** Start **
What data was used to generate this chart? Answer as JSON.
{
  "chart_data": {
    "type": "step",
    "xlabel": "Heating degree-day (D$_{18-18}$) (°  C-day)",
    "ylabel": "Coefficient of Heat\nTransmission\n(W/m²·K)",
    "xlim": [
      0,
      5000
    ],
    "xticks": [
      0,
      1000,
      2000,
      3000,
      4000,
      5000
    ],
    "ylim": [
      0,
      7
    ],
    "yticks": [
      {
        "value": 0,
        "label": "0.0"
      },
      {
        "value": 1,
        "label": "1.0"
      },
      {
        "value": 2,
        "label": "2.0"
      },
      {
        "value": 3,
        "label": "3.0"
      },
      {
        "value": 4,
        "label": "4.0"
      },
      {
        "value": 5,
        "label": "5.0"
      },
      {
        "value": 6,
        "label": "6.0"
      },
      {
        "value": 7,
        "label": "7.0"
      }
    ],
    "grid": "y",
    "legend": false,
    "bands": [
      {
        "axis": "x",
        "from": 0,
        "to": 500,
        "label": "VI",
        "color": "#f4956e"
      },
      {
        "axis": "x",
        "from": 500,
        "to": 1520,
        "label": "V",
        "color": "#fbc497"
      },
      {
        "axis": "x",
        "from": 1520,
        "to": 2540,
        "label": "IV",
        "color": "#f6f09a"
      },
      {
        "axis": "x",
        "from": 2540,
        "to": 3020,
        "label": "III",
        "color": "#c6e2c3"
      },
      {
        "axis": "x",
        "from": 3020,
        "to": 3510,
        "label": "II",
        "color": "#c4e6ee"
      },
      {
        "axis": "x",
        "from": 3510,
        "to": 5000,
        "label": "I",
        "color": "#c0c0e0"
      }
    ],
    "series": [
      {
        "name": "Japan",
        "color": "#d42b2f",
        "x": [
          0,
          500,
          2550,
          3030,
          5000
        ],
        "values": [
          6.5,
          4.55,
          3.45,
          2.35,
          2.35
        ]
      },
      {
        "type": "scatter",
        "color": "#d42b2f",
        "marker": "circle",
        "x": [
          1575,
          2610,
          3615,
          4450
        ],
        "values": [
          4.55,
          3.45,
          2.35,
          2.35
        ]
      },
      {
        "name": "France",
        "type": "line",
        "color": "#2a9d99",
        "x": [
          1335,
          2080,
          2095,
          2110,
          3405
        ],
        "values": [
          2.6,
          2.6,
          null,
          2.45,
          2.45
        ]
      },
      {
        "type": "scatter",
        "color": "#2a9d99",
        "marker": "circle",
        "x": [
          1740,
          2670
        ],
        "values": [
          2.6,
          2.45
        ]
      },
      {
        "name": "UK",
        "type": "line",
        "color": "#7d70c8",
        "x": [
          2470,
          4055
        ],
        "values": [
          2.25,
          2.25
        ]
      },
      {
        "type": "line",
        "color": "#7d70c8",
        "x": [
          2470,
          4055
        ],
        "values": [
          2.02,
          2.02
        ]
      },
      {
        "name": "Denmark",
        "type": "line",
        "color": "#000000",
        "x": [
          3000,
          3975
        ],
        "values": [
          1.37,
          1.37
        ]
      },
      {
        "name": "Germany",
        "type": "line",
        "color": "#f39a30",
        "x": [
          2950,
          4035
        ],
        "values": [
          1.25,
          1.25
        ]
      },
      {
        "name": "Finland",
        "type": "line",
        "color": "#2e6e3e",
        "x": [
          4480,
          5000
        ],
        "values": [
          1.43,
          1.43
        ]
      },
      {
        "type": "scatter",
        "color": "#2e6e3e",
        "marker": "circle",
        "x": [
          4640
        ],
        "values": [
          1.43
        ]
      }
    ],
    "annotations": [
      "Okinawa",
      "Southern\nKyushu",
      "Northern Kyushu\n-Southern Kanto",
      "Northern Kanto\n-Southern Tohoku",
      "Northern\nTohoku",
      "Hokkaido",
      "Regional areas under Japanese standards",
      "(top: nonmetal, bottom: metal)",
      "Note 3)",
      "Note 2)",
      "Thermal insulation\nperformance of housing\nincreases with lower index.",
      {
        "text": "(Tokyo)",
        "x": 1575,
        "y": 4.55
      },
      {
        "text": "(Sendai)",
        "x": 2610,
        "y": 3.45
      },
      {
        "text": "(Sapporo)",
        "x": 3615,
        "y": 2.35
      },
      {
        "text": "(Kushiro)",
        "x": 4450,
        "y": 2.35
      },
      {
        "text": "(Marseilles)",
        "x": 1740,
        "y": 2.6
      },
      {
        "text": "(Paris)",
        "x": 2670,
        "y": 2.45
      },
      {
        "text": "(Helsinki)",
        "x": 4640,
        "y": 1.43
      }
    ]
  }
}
** End **
Written problem: Return the material in full, exactly as shown.

Result for this task:
What data was used to generate this chart? Answer as JSON.
{
  "chart_data": {
    "type": "step",
    "xlabel": "Heating degree-day (D$_{18-18}$) (°  C-day)",
    "ylabel": "Coefficient of Heat\nTransmission\n(W/m²·K)",
    "xlim": [
      0,
      5000
    ],
    "xticks": [
      0,
      1000,
      2000,
      3000,
      4000,
      5000
    ],
    "ylim": [
      0,
      7
    ],
    "yticks": [
      {
        "value": 0,
        "label": "0.0"
      },
      {
        "value": 1,
        "label": "1.0"
      },
      {
        "value": 2,
        "label": "2.0"
      },
      {
        "value": 3,
        "label": "3.0"
      },
      {
        "value": 4,
        "label": "4.0"
      },
      {
        "value": 5,
        "label": "5.0"
      },
      {
        "value": 6,
        "label": "6.0"
      },
      {
        "value": 7,
        "label": "7.0"
      }
    ],
    "grid": "y",
    "legend": false,
    "bands": [
      {
        "axis": "x",
        "from": 0,
        "to": 500,
        "label": "VI",
        "color": "#f4956e"
      },
      {
        "axis": "x",
        "from": 500,
        "to": 1520,
        "label": "V",
        "color": "#fbc497"
      },
      {
        "axis": "x",
        "from": 1520,
        "to": 2540,
        "label": "IV",
        "color": "#f6f09a"
      },
      {
        "axis": "x",
        "from": 2540,
        "to": 3020,
        "label": "III",
        "color": "#c6e2c3"
      },
      {
        "axis": "x",
        "from": 3020,
        "to": 3510,
        "label": "II",
        "color": "#c4e6ee"
      },
      {
        "axis": "x",
        "from": 3510,
        "to": 5000,
        "label": "I",
        "color": "#c0c0e0"
      }
    ],
    "series": [
      {
        "name": "Japan",
        "color": "#d42b2f",
        "x": [
          0,
          500,
          2550,
          3030,
          5000
        ],
        "values": [
          6.5,
          4.55,
          3.45,
          2.35,
          2.35
        ]
      },
      {
        "type": "scatter",
        "color": "#d42b2f",
        "marker": "circle",
        "x": [
          1575,
          2610,
          3615,
          4450
        ],
        "values": [
          4.55,
          3.45,
          2.35,
          2.35
        ]
      },
      {
        "name": "France",
        "type": "line",
        "color": "#2a9d99",
        "x": [
          1335,
          2080,
          2095,
          2110,
          3405
        ],
        "values": [
          2.6,
          2.6,
          null,
          2.45,
          2.45
        ]
      },
      {
        "type": "scatter",
        "color": "#2a9d99",
        "marker": "circle",
        "x": [
          1740,
          2670
        ],
        "values": [
          2.6,
          2.45
        ]
      },
      {
        "name": "UK",
        "type": "line",
        "color": "#7d70c8",
        "x": [
          2470,
          4055
        ],
        "values": [
          2.25,
          2.25
        ]
      },
      {
        "type": "line",
        "color": "#7d70c8",
        "x": [
          2470,
          4055
        ],
        "values": [
          2.02,
          2.02
        ]
      },
      {
        "name": "Denmark",
        "type": "line",
        "color": "#000000",
        "x": [
          3000,
          3975
        ],
        "values": [
          1.37,
          1.37
        ]
      },
      {
        "name": "Germany",
        "type": "line",
        "color": "#f39a30",
        "x": [
          2950,
          4035
        ],
        "values": [
          1.25,
          1.25
        ]
      },
      {
        "name": "Finland",
        "type": "line",
        "color": "#2e6e3e",
        "x": [
          4480,
          5000
        ],
        "values": [
          1.43,
          1.43
        ]
      },
      {
        "type": "scatter",
        "color": "#2e6e3e",
        "marker": "circle",
        "x": [
          4640
        ],
        "values": [
          1.43
        ]
      }
    ],
    "annotations": [
      "Okinawa",
      "Southern\nKyushu",
      "Northern Kyushu\n-Southern Kanto",
      "Northern Kanto\n-Southern Tohoku",
      "Northern\nTohoku",
      "Hokkaido",
      "Regional areas under Japanese standards",
      "(top: nonmetal, bottom: metal)",
      "Note 3)",
      "Note 2)",
      "Thermal insulation\nperformance of housing\nincreases with lower index.",
      {
        "text": "(Tokyo)",
        "x": 1575,
        "y": 4.55
      },
      {
        "text": "(Sendai)",
        "x": 2610,
        "y": 3.45
      },
      {
        "text": "(Sapporo)",
        "x": 3615,
        "y": 2.35
      },
      {
        "text": "(Kushiro)",
        "x": 4450,
        "y": 2.35
      },
      {
        "text": "(Marseilles)",
        "x": 1740,
        "y": 2.6
      },
      {
        "text": "(Paris)",
        "x": 2670,
        "y": 2.45
      },
      {
        "text": "(Helsinki)",
        "x": 4640,
        "y": 1.43
      }
    ]
  }
}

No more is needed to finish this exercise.